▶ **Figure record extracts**
────────────────

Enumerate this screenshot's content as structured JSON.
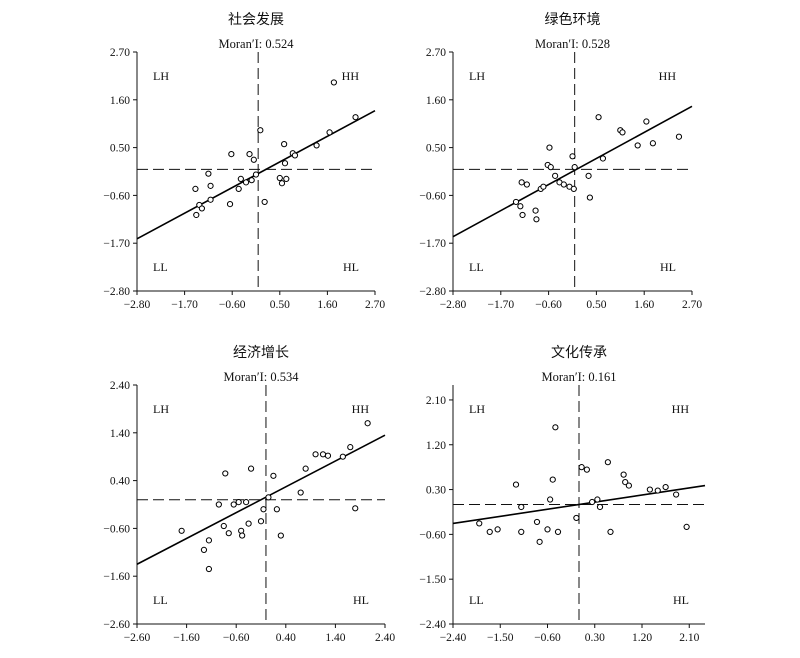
{
  "chart_data": [
    {
      "type": "scatter",
      "title": "社会发展",
      "moran_label": "Moran′I: 0.524",
      "xlim": [
        -2.8,
        2.7
      ],
      "ylim": [
        -2.8,
        2.7
      ],
      "xticks": [
        -2.8,
        -1.7,
        -0.6,
        0.5,
        1.6,
        2.7
      ],
      "yticks": [
        -2.8,
        -1.7,
        -0.6,
        0.5,
        1.6,
        2.7
      ],
      "xtick_labels": [
        "−2.80",
        "−1.70",
        "−0.60",
        "0.50",
        "1.60",
        "2.70"
      ],
      "ytick_labels": [
        "−2.80",
        "−1.70",
        "−0.60",
        "0.50",
        "1.60",
        "2.70"
      ],
      "quadrants": {
        "lh": "LH",
        "hh": "HH",
        "ll": "LL",
        "hl": "HL"
      },
      "ref_x": 0,
      "ref_y": 0,
      "fit_line": {
        "x": [
          -2.8,
          2.7
        ],
        "y": [
          -1.6,
          1.35
        ]
      },
      "points": [
        [
          -1.45,
          -0.45
        ],
        [
          -1.43,
          -1.05
        ],
        [
          -1.36,
          -0.82
        ],
        [
          -1.3,
          -0.9
        ],
        [
          -1.15,
          -0.1
        ],
        [
          -1.1,
          -0.38
        ],
        [
          -1.1,
          -0.7
        ],
        [
          -0.65,
          -0.8
        ],
        [
          -0.62,
          0.35
        ],
        [
          -0.45,
          -0.45
        ],
        [
          -0.4,
          -0.22
        ],
        [
          -0.28,
          -0.3
        ],
        [
          -0.2,
          0.35
        ],
        [
          -0.15,
          -0.25
        ],
        [
          -0.1,
          0.22
        ],
        [
          -0.05,
          -0.12
        ],
        [
          0.05,
          0.9
        ],
        [
          0.15,
          -0.75
        ],
        [
          0.5,
          -0.2
        ],
        [
          0.55,
          -0.32
        ],
        [
          0.6,
          0.58
        ],
        [
          0.62,
          0.14
        ],
        [
          0.65,
          -0.22
        ],
        [
          0.8,
          0.37
        ],
        [
          0.85,
          0.32
        ],
        [
          1.35,
          0.55
        ],
        [
          1.65,
          0.85
        ],
        [
          1.75,
          2.0
        ],
        [
          2.25,
          1.2
        ]
      ]
    },
    {
      "type": "scatter",
      "title": "绿色环境",
      "moran_label": "Moran′I: 0.528",
      "xlim": [
        -2.8,
        2.7
      ],
      "ylim": [
        -2.8,
        2.7
      ],
      "xticks": [
        -2.8,
        -1.7,
        -0.6,
        0.5,
        1.6,
        2.7
      ],
      "yticks": [
        -2.8,
        -1.7,
        -0.6,
        0.5,
        1.6,
        2.7
      ],
      "xtick_labels": [
        "−2.80",
        "−1.70",
        "−0.60",
        "0.50",
        "1.60",
        "2.70"
      ],
      "ytick_labels": [
        "−2.80",
        "−1.70",
        "−0.60",
        "0.50",
        "1.60",
        "2.70"
      ],
      "quadrants": {
        "lh": "LH",
        "hh": "HH",
        "ll": "LL",
        "hl": "HL"
      },
      "ref_x": 0,
      "ref_y": 0,
      "fit_line": {
        "x": [
          -2.8,
          2.7
        ],
        "y": [
          -1.55,
          1.45
        ]
      },
      "points": [
        [
          -1.35,
          -0.75
        ],
        [
          -1.25,
          -0.85
        ],
        [
          -1.22,
          -0.3
        ],
        [
          -1.2,
          -1.05
        ],
        [
          -1.1,
          -0.35
        ],
        [
          -0.9,
          -0.95
        ],
        [
          -0.88,
          -1.15
        ],
        [
          -0.78,
          -0.45
        ],
        [
          -0.72,
          -0.4
        ],
        [
          -0.62,
          0.1
        ],
        [
          -0.58,
          0.5
        ],
        [
          -0.55,
          0.05
        ],
        [
          -0.45,
          -0.15
        ],
        [
          -0.35,
          -0.3
        ],
        [
          -0.25,
          -0.35
        ],
        [
          -0.12,
          -0.4
        ],
        [
          -0.05,
          0.3
        ],
        [
          -0.02,
          -0.45
        ],
        [
          0.32,
          -0.15
        ],
        [
          0.35,
          -0.65
        ],
        [
          0.55,
          1.2
        ],
        [
          0.65,
          0.25
        ],
        [
          1.05,
          0.9
        ],
        [
          1.1,
          0.85
        ],
        [
          1.45,
          0.55
        ],
        [
          1.65,
          1.1
        ],
        [
          1.8,
          0.6
        ],
        [
          2.4,
          0.75
        ],
        [
          0.0,
          0.05
        ]
      ]
    },
    {
      "type": "scatter",
      "title": "经济增长",
      "moran_label": "Moran′I: 0.534",
      "xlim": [
        -2.6,
        2.4
      ],
      "ylim": [
        -2.6,
        2.4
      ],
      "xticks": [
        -2.6,
        -1.6,
        -0.6,
        0.4,
        1.4,
        2.4
      ],
      "yticks": [
        -2.6,
        -1.6,
        -0.6,
        0.4,
        1.4,
        2.4
      ],
      "xtick_labels": [
        "−2.60",
        "−1.60",
        "−0.60",
        "0.40",
        "1.40",
        "2.40"
      ],
      "ytick_labels": [
        "−2.60",
        "−1.60",
        "−0.60",
        "0.40",
        "1.40",
        "2.40"
      ],
      "quadrants": {
        "lh": "LH",
        "hh": "HH",
        "ll": "LL",
        "hl": "HL"
      },
      "ref_x": 0,
      "ref_y": 0,
      "fit_line": {
        "x": [
          -2.6,
          2.4
        ],
        "y": [
          -1.35,
          1.35
        ]
      },
      "points": [
        [
          -1.7,
          -0.65
        ],
        [
          -1.25,
          -1.05
        ],
        [
          -1.15,
          -0.85
        ],
        [
          -1.15,
          -1.45
        ],
        [
          -0.95,
          -0.1
        ],
        [
          -0.85,
          -0.55
        ],
        [
          -0.82,
          0.55
        ],
        [
          -0.75,
          -0.7
        ],
        [
          -0.65,
          -0.1
        ],
        [
          -0.55,
          -0.05
        ],
        [
          -0.5,
          -0.65
        ],
        [
          -0.48,
          -0.75
        ],
        [
          -0.4,
          -0.05
        ],
        [
          -0.35,
          -0.5
        ],
        [
          -0.3,
          0.65
        ],
        [
          -0.1,
          -0.45
        ],
        [
          -0.05,
          -0.2
        ],
        [
          0.05,
          0.05
        ],
        [
          0.15,
          0.5
        ],
        [
          0.22,
          -0.2
        ],
        [
          0.3,
          -0.75
        ],
        [
          0.7,
          0.15
        ],
        [
          0.8,
          0.65
        ],
        [
          1.0,
          0.95
        ],
        [
          1.15,
          0.95
        ],
        [
          1.25,
          0.92
        ],
        [
          1.55,
          0.9
        ],
        [
          1.7,
          1.1
        ],
        [
          1.8,
          -0.18
        ],
        [
          2.05,
          1.6
        ]
      ]
    },
    {
      "type": "scatter",
      "title": "文化传承",
      "moran_label": "Moran′I: 0.161",
      "xlim": [
        -2.4,
        2.4
      ],
      "ylim": [
        -2.4,
        2.4
      ],
      "xticks": [
        -2.4,
        -1.5,
        -0.6,
        0.3,
        1.2,
        2.1
      ],
      "yticks": [
        -2.4,
        -1.5,
        -0.6,
        0.3,
        1.2,
        2.1
      ],
      "xtick_labels": [
        "−2.40",
        "−1.50",
        "−0.60",
        "0.30",
        "1.20",
        "2.10"
      ],
      "ytick_labels": [
        "−2.40",
        "−1.50",
        "−0.60",
        "0.30",
        "1.20",
        "2.10"
      ],
      "quadrants": {
        "lh": "LH",
        "hh": "HH",
        "ll": "LL",
        "hl": "HL"
      },
      "ref_x": 0,
      "ref_y": 0,
      "fit_line": {
        "x": [
          -2.4,
          2.4
        ],
        "y": [
          -0.38,
          0.38
        ]
      },
      "points": [
        [
          -1.9,
          -0.38
        ],
        [
          -1.7,
          -0.55
        ],
        [
          -1.55,
          -0.5
        ],
        [
          -1.2,
          0.4
        ],
        [
          -1.1,
          -0.05
        ],
        [
          -1.1,
          -0.55
        ],
        [
          -0.8,
          -0.35
        ],
        [
          -0.75,
          -0.75
        ],
        [
          -0.6,
          -0.5
        ],
        [
          -0.55,
          0.1
        ],
        [
          -0.5,
          0.5
        ],
        [
          -0.45,
          1.55
        ],
        [
          -0.4,
          -0.55
        ],
        [
          -0.05,
          -0.27
        ],
        [
          0.05,
          0.75
        ],
        [
          0.15,
          0.7
        ],
        [
          0.25,
          0.05
        ],
        [
          0.35,
          0.1
        ],
        [
          0.4,
          -0.05
        ],
        [
          0.55,
          0.85
        ],
        [
          0.6,
          -0.55
        ],
        [
          0.85,
          0.6
        ],
        [
          0.88,
          0.45
        ],
        [
          0.95,
          0.38
        ],
        [
          1.35,
          0.3
        ],
        [
          1.5,
          0.28
        ],
        [
          1.65,
          0.35
        ],
        [
          1.85,
          0.2
        ],
        [
          2.05,
          -0.45
        ]
      ]
    }
  ]
}
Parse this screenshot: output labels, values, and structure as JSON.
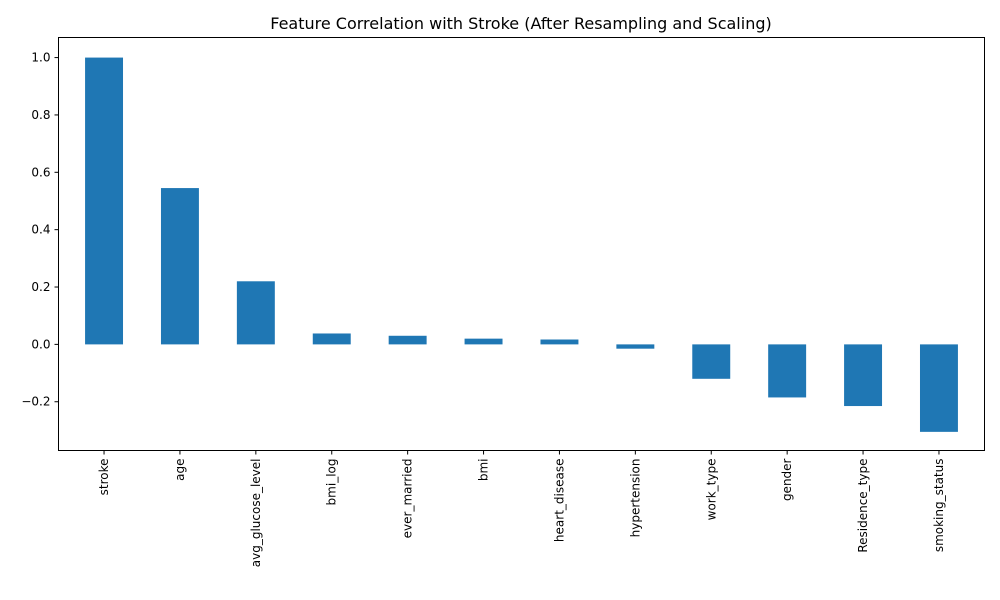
{
  "chart_data": {
    "type": "bar",
    "title": "Feature Correlation with Stroke (After Resampling and Scaling)",
    "xlabel": "",
    "ylabel": "",
    "categories": [
      "stroke",
      "age",
      "avg_glucose_level",
      "bmi_log",
      "ever_married",
      "bmi",
      "heart_disease",
      "hypertension",
      "work_type",
      "gender",
      "Residence_type",
      "smoking_status"
    ],
    "values": [
      1.0,
      0.545,
      0.22,
      0.038,
      0.03,
      0.02,
      0.017,
      -0.015,
      -0.12,
      -0.185,
      -0.215,
      -0.305
    ],
    "ylim": [
      -0.37,
      1.07
    ],
    "yticks": [
      -0.2,
      0.0,
      0.2,
      0.4,
      0.6,
      0.8,
      1.0
    ],
    "ytick_labels": [
      "−0.2",
      "0.0",
      "0.2",
      "0.4",
      "0.6",
      "0.8",
      "1.0"
    ],
    "bar_color": "#1f77b4",
    "grid": false,
    "legend": false
  }
}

────────────────

▶ **TASK DESCRIPTION**
Give back, word for word, every line from the one holding "Parse this screenshot: output" through the last line of the listing. Pictures are excluded.

▶ **RESPONSE**
Parse this screenshot: output labels, values, and structure as JSON.
{
  "chart_data": {
    "type": "bar",
    "title": "Feature Correlation with Stroke (After Resampling and Scaling)",
    "xlabel": "",
    "ylabel": "",
    "categories": [
      "stroke",
      "age",
      "avg_glucose_level",
      "bmi_log",
      "ever_married",
      "bmi",
      "heart_disease",
      "hypertension",
      "work_type",
      "gender",
      "Residence_type",
      "smoking_status"
    ],
    "values": [
      1.0,
      0.545,
      0.22,
      0.038,
      0.03,
      0.02,
      0.017,
      -0.015,
      -0.12,
      -0.185,
      -0.215,
      -0.305
    ],
    "ylim": [
      -0.37,
      1.07
    ],
    "yticks": [
      -0.2,
      0.0,
      0.2,
      0.4,
      0.6,
      0.8,
      1.0
    ],
    "ytick_labels": [
      "−0.2",
      "0.0",
      "0.2",
      "0.4",
      "0.6",
      "0.8",
      "1.0"
    ],
    "bar_color": "#1f77b4",
    "grid": false,
    "legend": false
  }
}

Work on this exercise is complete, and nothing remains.